### DIRECTIVE
Read the material below. Count the lines containing "Северная" and give that count alone.

-- START SUPPLIED MATERIAL --

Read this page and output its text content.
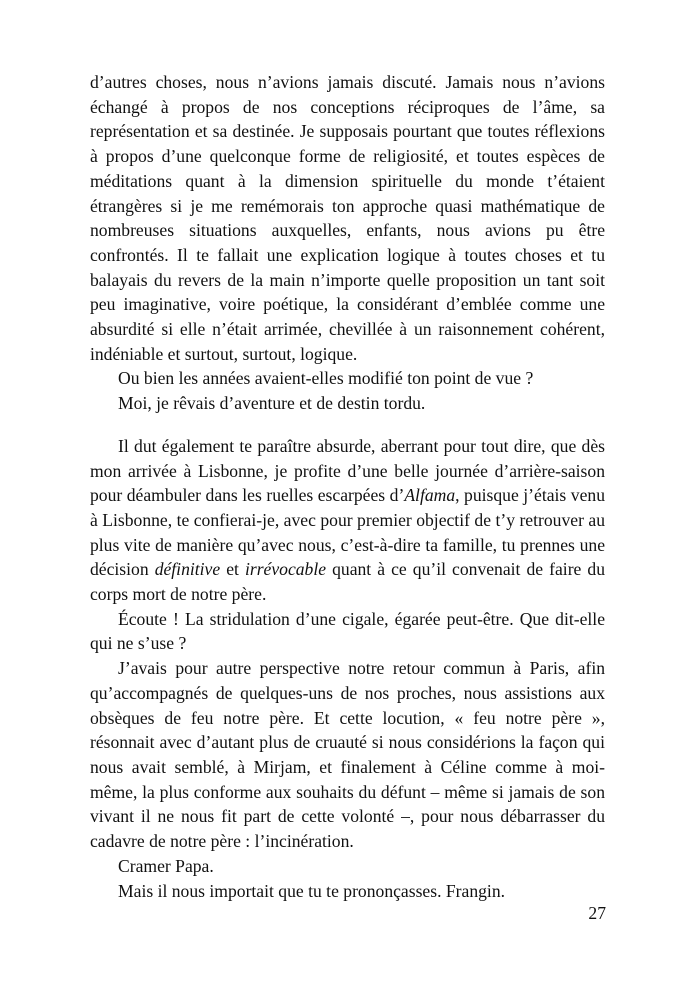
d’autres choses, nous n’avions jamais discuté. Jamais nous n’avions échangé à propos de nos conceptions réciproques de l’âme, sa représentation et sa destinée. Je supposais pourtant que toutes réflexions à propos d’une quelconque forme de religiosité, et toutes espèces de méditations quant à la dimension spirituelle du monde t’étaient étrangères si je me remémorais ton approche quasi mathématique de nombreuses situations auxquelles, enfants, nous avions pu être confrontés. Il te fallait une explication logique à toutes choses et tu balayais du revers de la main n’importe quelle proposition un tant soit peu imaginative, voire poétique, la considérant d’emblée comme une absurdité si elle n’était arrimée, chevillée à un raisonnement cohérent, indéniable et surtout, surtout, logique.

Ou bien les années avaient-elles modifié ton point de vue ?

Moi, je rêvais d’aventure et de destin tordu.

Il dut également te paraître absurde, aberrant pour tout dire, que dès mon arrivée à Lisbonne, je profite d’une belle journée d’arrière-saison pour déambuler dans les ruelles escarpées d’Alfama, puisque j’étais venu à Lisbonne, te confierai-je, avec pour premier objectif de t’y retrouver au plus vite de manière qu’avec nous, c’est-à-dire ta famille, tu prennes une décision définitive et irrévocable quant à ce qu’il convenait de faire du corps mort de notre père.

Écoute ! La stridulation d’une cigale, égarée peut-être. Que dit-elle qui ne s’use ?

J’avais pour autre perspective notre retour commun à Paris, afin qu’accompagnés de quelques-uns de nos proches, nous assistions aux obsèques de feu notre père. Et cette locution, « feu notre père », résonnait avec d’autant plus de cruauté si nous considérions la façon qui nous avait semblé, à Mirjam, et finalement à Céline comme à moi-même, la plus conforme aux souhaits du défunt – même si jamais de son vivant il ne nous fit part de cette volonté –, pour nous débarrasser du cadavre de notre père : l’incinération.

Cramer Papa.

Mais il nous importait que tu te prononçasses. Frangin.

27
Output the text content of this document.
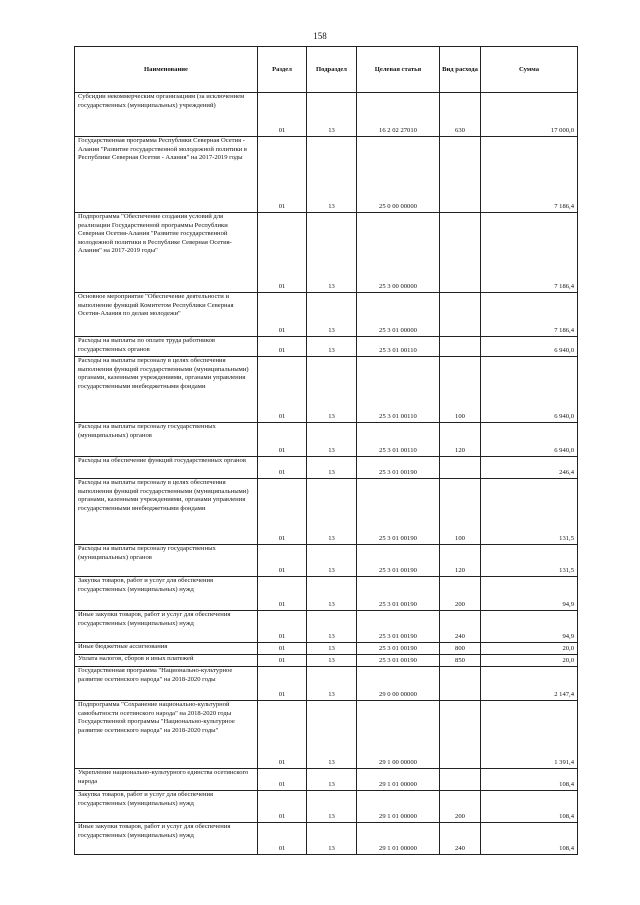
158
Наименование	Раздел	Подраздел	Целевая статья	Вид расхода	Сумма
Субсидии некоммерческим организациям (за исключением государственных (муниципальных) учреждений)	01	13	16 2 02 27010	630	17 000,0
Государственная программа Республики Северная Осетия - Алания "Развитие государственной молодежной политики в Республике Северная Осетия - Алания" на 2017-2019 годы	01	13	25 0 00 00000		7 186,4
Подпрограмма "Обеспечение создания условий для реализации Государственной программы Республики Северная Осетия-Алания "Развитие государственной молодежной политики в Республике Северная Осетия-Алания" на 2017-2019 годы"	01	13	25 3 00 00000		7 186,4
Основное мероприятие "Обеспечение деятельности и выполнение функций Комитетом Республики Северная Осетия-Алания по делам молодежи"	01	13	25 3 01 00000		7 186,4
Расходы на выплаты по оплате труда работников государственных органов	01	13	25 3 01 00110		6 940,0
Расходы на выплаты персоналу в целях обеспечения выполнения функций государственными (муниципальными) органами, казенными учреждениями, органами управления государственными внебюджетными фондами	01	13	25 3 01 00110	100	6 940,0
Расходы на выплаты персоналу государственных (муниципальных) органов	01	13	25 3 01 00110	120	6 940,0
Расходы на обеспечение функций государственных органов	01	13	25 3 01 00190		246,4
Расходы на выплаты персоналу в целях обеспечения выполнения функций государственными (муниципальными) органами, казенными учреждениями, органами управления государственными внебюджетными фондами	01	13	25 3 01 00190	100	131,5
Расходы на выплаты персоналу государственных (муниципальных) органов	01	13	25 3 01 00190	120	131,5
Закупка товаров, работ и услуг для обеспечения государственных (муниципальных) нужд	01	13	25 3 01 00190	200	94,9
Иные закупки товаров, работ и услуг для обеспечения государственных (муниципальных) нужд	01	13	25 3 01 00190	240	94,9
Иные бюджетные ассигнования	01	13	25 3 01 00190	800	20,0
Уплата налогов, сборов и иных платежей	01	13	25 3 01 00190	850	20,0
Государственная программа "Национально-культурное развитие осетинского народа" на 2018-2020 годы	01	13	29 0 00 00000		2 147,4
Подпрограмма "Сохранение национально-культурной самобытности осетинского народа" на 2018-2020 годы Государственной программы "Национально-культурное развитие осетинского народа" на 2018-2020 годы"	01	13	29 1 00 00000		1 391,4
Укрепление национально-культурного единства осетинского народа	01	13	29 1 01 00000		108,4
Закупка товаров, работ и услуг для обеспечения государственных (муниципальных) нужд	01	13	29 1 01 00000	200	108,4
Иные закупки товаров, работ и услуг для обеспечения государственных (муниципальных) нужд	01	13	29 1 01 00000	240	108,4
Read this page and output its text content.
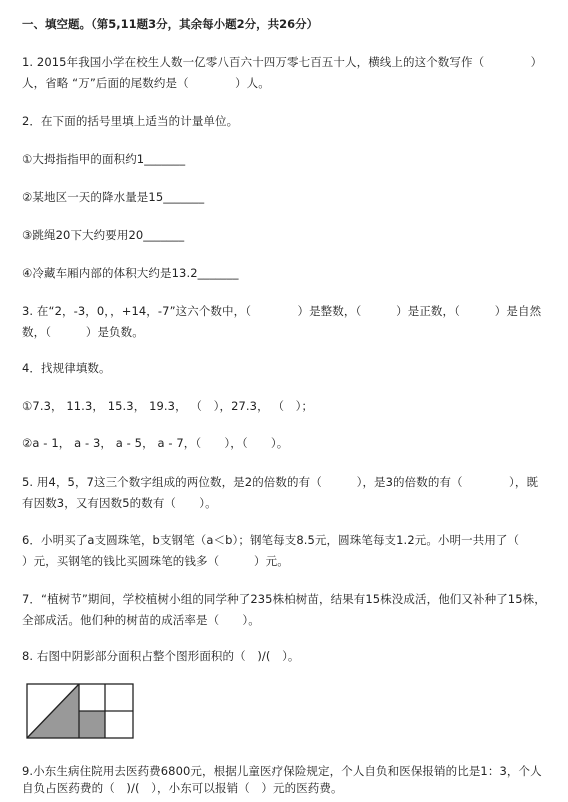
一、填空题。（第5,11题3分，其余每小题2分，共26分）
1. 2015年我国小学在校生人数一亿零八百六十四万零七百五十人，横线上的这个数写作（　　　　）
人，省略 “万”后面的尾数约是（　　　　）人。
2．在下面的括号里填上适当的计量单位。
①大拇指指甲的面积约1_______
②某地区一天的降水量是15_______
③跳绳20下大约要用20_______
④冷藏车厢内部的体积大约是13.2_______
3. 在“2，-3，0，，+14，-7”这六个数中，（　　　　）是整数，（　　　）是正数，（　　　）是自然
数，（　　　）是负数。
4．找规律填数。
①7.3， 11.3， 15.3， 19.3， （　），27.3， （　）；
②a - 1， a - 3， a - 5， a - 7，（　　），（　　）。
5. 用4，5，7这三个数字组成的两位数，是2的倍数的有（　　　），是3的倍数的有（　　　　），既
有因数3，又有因数5的数有（　　）。
6．小明买了a支圆珠笔，b支钢笔（a＜b）；钢笔每支8.5元，圆珠笔每支1.2元。小明一共用了（
）元，买钢笔的钱比买圆珠笔的钱多（　　　）元。
7．“植树节”期间，学校植树小组的同学种了235株柏树苗，结果有15株没成活，他们又补种了15株，
全部成活。他们种的树苗的成活率是（　　）。
8. 右图中阴影部分面积占整个图形面积的（　)/(　）。
9.小东生病住院用去医药费6800元，根据儿童医疗保险规定，个人自负和医保报销的比是1：3，个人
自负占医药费的（　)/(　），小东可以报销（　）元的医药费。
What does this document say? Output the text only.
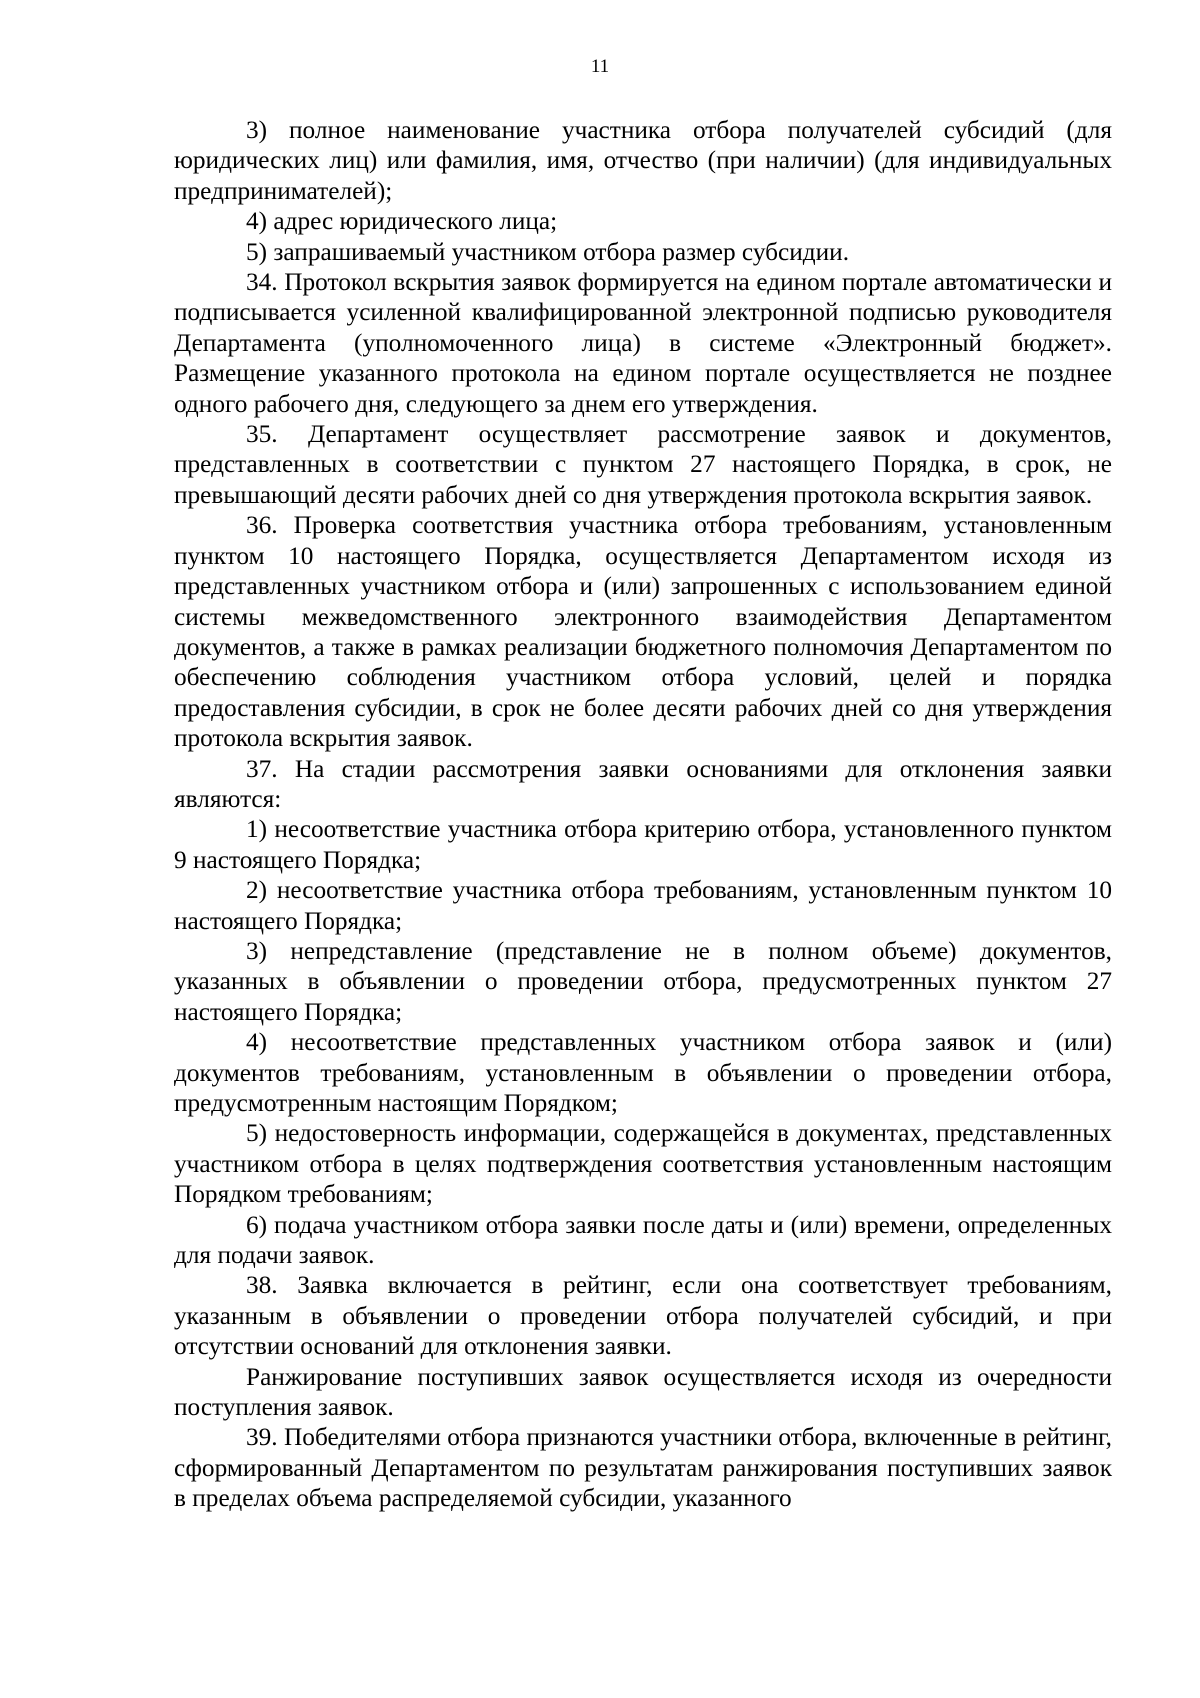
11

3) полное наименование участника отбора получателей субсидий (для юридических лиц) или фамилия, имя, отчество (при наличии) (для индивидуальных предпринимателей);

4) адрес юридического лица;

5) запрашиваемый участником отбора размер субсидии.

34. Протокол вскрытия заявок формируется на едином портале автоматически и подписывается усиленной квалифицированной электронной подписью руководителя Департамента (уполномоченного лица) в системе «Электронный бюджет». Размещение указанного протокола на едином портале осуществляется не позднее одного рабочего дня, следующего за днем его утверждения.

35. Департамент осуществляет рассмотрение заявок и документов, представленных в соответствии с пунктом 27 настоящего Порядка, в срок, не превышающий десяти рабочих дней со дня утверждения протокола вскрытия заявок.

36. Проверка соответствия участника отбора требованиям, установленным пунктом 10 настоящего Порядка, осуществляется Департаментом исходя из представленных участником отбора и (или) запрошенных с использованием единой системы межведомственного электронного взаимодействия Департаментом документов, а также в рамках реализации бюджетного полномочия Департаментом по обеспечению соблюдения участником отбора условий, целей и порядка предоставления субсидии, в срок не более десяти рабочих дней со дня утверждения протокола вскрытия заявок.

37. На стадии рассмотрения заявки основаниями для отклонения заявки являются:

1) несоответствие участника отбора критерию отбора, установленного пунктом 9 настоящего Порядка;

2) несоответствие участника отбора требованиям, установленным пунктом 10 настоящего Порядка;

3) непредставление (представление не в полном объеме) документов, указанных в объявлении о проведении отбора, предусмотренных пунктом 27 настоящего Порядка;

4) несоответствие представленных участником отбора заявок и (или) документов требованиям, установленным в объявлении о проведении отбора, предусмотренным настоящим Порядком;

5) недостоверность информации, содержащейся в документах, представленных участником отбора в целях подтверждения соответствия установленным настоящим Порядком требованиям;

6) подача участником отбора заявки после даты и (или) времени, определенных для подачи заявок.

38. Заявка включается в рейтинг, если она соответствует требованиям, указанным в объявлении о проведении отбора получателей субсидий, и при отсутствии оснований для отклонения заявки.

Ранжирование поступивших заявок осуществляется исходя из очередности поступления заявок.

39. Победителями отбора признаются участники отбора, включенные в рейтинг, сформированный Департаментом по результатам ранжирования поступивших заявок в пределах объема распределяемой субсидии, указанного
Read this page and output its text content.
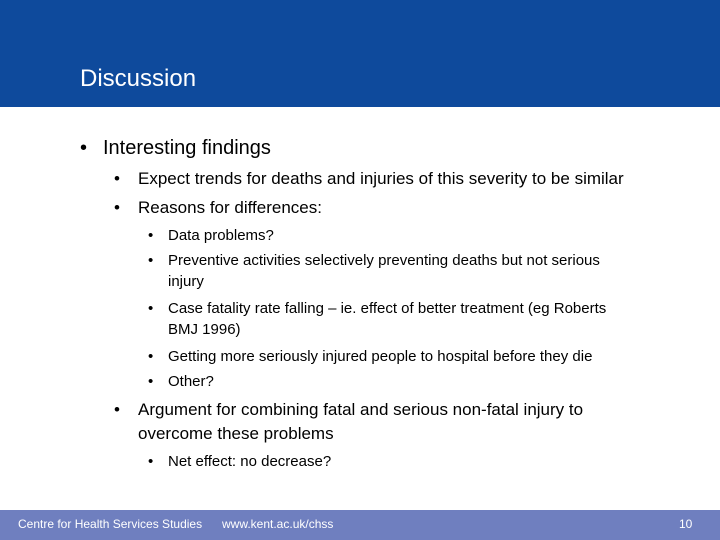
Discussion
• Interesting findings
• Expect trends for deaths and injuries of this severity to be similar
• Reasons for differences:
• Data problems?
• Preventive activities selectively preventing deaths but not serious
injury
• Case fatality rate falling – ie. effect of better treatment (eg Roberts
BMJ 1996)
• Getting more seriously injured people to hospital before they die
• Other?
• Argument for combining fatal and serious non-fatal injury to
overcome these problems
• Net effect: no decrease?
Centre for Health Services Studies www.kent.ac.uk/chss	10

-- END SUPPLIED MATERIAL --

### SOLVED PROBLEM
3